→ ACTION ITEM
According to the article about the Parowan house fire, why did Polly Johnson think the fire she was dispatched to might be at her own home? Answer in one to three sentences.

→ SELECTED PASSAGE
..........
By Mark Havnes
The Salt Lake Tribune
Copyright 2007 The Salt Lake Tribune
All Rights Reserved
PAROWAN, Utah — Iron County emergency medical technician Polly Johnson was doing paperwork Wednesday morning at the ambulance building in Parowan when she was dispatched to a house fire.
When she arrived, her heart sank. It was her home burning.
“I thought it might be mine,” she said as volunteer firefighters from Parowan and Brian Head mopped up at the scene. “Our address is 190 West 400 North, so when we were sent to 200 West 400 North, I know there wasn’t a house there.”
Johnson, called her husband, Stan, who also was at work, and delivered the bad news.
No one was home at the time of the blaze, which was reported at 7:30 a.m. and quickly doused.
Polly Johnson suspects the fire started in a lower level of her split-level home in a wood pile that rests against the house and was used to fuel a wood stove.
“My husband got up and made a fire about 5 a.m.,” said Johnson, who was comforted by friends and neighbors.
..........
Bounding box prediction data:

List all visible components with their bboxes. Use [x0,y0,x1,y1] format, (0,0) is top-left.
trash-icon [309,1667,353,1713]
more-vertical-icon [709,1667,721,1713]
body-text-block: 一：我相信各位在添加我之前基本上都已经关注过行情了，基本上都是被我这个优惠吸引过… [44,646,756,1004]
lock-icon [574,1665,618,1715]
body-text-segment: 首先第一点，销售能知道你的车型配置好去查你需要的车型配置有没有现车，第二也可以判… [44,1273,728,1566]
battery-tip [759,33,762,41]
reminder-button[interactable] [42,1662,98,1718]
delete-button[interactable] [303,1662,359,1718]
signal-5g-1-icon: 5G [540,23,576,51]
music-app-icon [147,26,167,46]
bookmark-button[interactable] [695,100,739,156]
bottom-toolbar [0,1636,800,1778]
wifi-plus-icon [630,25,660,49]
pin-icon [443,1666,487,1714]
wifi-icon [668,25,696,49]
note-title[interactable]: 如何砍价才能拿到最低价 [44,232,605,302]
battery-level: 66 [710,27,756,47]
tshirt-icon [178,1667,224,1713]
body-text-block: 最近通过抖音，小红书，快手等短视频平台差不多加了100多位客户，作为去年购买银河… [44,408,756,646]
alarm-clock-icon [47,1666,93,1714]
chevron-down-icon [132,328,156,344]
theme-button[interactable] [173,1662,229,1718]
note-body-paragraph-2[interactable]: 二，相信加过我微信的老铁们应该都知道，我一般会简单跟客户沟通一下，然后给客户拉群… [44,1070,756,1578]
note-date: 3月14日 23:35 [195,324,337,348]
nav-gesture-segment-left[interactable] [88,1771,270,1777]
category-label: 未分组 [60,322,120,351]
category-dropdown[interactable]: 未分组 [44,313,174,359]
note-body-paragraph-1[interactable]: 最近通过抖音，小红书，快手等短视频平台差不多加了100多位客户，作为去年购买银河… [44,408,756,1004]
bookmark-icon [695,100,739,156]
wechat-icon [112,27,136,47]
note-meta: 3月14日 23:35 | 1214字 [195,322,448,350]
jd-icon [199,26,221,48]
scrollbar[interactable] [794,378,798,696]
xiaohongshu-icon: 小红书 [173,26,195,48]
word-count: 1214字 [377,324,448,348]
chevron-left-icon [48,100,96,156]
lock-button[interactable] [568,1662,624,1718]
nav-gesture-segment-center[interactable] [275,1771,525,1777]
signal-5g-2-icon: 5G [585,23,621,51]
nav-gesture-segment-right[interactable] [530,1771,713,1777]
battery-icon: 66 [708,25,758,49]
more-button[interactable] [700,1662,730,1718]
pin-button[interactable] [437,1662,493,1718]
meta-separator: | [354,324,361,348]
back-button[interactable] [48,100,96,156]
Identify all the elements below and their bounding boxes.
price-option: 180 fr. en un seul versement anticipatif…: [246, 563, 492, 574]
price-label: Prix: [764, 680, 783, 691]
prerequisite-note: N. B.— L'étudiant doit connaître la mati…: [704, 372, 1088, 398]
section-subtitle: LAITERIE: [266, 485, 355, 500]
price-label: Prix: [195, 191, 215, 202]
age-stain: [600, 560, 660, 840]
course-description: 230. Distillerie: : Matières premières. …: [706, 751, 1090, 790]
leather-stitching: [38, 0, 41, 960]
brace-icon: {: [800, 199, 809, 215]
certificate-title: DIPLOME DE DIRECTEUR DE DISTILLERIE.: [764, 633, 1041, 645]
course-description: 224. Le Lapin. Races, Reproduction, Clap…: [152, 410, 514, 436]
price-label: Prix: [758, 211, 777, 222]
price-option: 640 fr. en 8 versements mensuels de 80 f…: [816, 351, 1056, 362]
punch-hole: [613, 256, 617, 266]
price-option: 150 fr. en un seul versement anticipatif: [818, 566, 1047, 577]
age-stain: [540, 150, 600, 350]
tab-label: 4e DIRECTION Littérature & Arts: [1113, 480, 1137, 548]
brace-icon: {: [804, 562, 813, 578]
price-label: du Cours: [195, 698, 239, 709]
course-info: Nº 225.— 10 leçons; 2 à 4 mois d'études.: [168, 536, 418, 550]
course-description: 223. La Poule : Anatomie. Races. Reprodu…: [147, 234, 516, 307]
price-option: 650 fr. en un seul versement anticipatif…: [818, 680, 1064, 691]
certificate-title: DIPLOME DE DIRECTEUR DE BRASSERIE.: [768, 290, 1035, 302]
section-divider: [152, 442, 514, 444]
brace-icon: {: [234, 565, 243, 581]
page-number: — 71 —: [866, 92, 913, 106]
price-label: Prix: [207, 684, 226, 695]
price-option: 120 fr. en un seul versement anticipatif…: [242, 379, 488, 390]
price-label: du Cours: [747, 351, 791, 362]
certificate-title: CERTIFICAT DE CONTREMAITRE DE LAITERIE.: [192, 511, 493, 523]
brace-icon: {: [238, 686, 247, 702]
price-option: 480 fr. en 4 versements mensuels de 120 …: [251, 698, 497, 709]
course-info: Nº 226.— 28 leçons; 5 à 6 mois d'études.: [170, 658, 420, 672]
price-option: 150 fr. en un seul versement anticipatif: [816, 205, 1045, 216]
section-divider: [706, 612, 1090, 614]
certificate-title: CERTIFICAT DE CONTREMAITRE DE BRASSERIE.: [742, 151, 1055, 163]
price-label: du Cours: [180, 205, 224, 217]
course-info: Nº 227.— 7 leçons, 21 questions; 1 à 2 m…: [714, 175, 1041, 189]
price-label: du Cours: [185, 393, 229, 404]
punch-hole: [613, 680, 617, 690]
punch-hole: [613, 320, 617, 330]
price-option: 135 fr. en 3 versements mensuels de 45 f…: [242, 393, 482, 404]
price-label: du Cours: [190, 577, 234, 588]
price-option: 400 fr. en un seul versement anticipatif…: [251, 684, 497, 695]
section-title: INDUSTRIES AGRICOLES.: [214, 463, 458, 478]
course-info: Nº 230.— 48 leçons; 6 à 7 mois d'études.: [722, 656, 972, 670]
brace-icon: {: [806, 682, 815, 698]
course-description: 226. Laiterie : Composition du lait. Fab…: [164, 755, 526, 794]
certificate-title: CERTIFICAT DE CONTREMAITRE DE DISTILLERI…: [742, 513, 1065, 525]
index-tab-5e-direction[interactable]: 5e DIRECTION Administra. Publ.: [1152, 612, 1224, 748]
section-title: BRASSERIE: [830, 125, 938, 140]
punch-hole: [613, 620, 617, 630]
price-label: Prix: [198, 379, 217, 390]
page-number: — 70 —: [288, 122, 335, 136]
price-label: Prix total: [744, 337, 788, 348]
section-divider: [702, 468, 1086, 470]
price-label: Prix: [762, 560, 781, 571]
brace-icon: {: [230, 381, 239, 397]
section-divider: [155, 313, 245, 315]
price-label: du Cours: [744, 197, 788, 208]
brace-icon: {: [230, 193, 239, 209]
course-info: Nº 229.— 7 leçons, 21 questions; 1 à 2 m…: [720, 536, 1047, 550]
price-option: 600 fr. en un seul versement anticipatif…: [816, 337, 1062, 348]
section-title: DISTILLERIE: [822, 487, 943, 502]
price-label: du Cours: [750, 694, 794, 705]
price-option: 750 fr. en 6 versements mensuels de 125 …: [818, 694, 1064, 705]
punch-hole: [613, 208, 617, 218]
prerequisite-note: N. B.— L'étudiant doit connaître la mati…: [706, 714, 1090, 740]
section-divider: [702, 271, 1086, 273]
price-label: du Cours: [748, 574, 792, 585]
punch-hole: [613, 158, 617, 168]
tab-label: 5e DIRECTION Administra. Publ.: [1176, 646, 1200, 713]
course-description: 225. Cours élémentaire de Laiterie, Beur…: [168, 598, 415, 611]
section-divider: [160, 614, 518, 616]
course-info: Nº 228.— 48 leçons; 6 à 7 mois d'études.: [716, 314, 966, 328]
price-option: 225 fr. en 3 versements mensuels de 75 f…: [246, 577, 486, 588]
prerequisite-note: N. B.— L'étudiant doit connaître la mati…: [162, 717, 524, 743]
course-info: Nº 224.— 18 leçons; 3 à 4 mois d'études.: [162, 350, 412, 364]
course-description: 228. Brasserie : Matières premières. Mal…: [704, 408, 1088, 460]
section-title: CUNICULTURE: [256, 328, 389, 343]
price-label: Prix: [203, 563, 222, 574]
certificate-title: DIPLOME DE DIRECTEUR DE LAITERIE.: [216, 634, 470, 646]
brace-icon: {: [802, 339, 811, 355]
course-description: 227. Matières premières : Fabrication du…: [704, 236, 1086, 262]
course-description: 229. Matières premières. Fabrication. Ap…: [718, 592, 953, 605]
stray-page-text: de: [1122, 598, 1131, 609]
..........
→ COMPLETED TASK
She was sent to 200 West 400 North, and she knew there wasn't a house at that address. Her own address is 190 West 400 North, so she suspected the fire was at her home.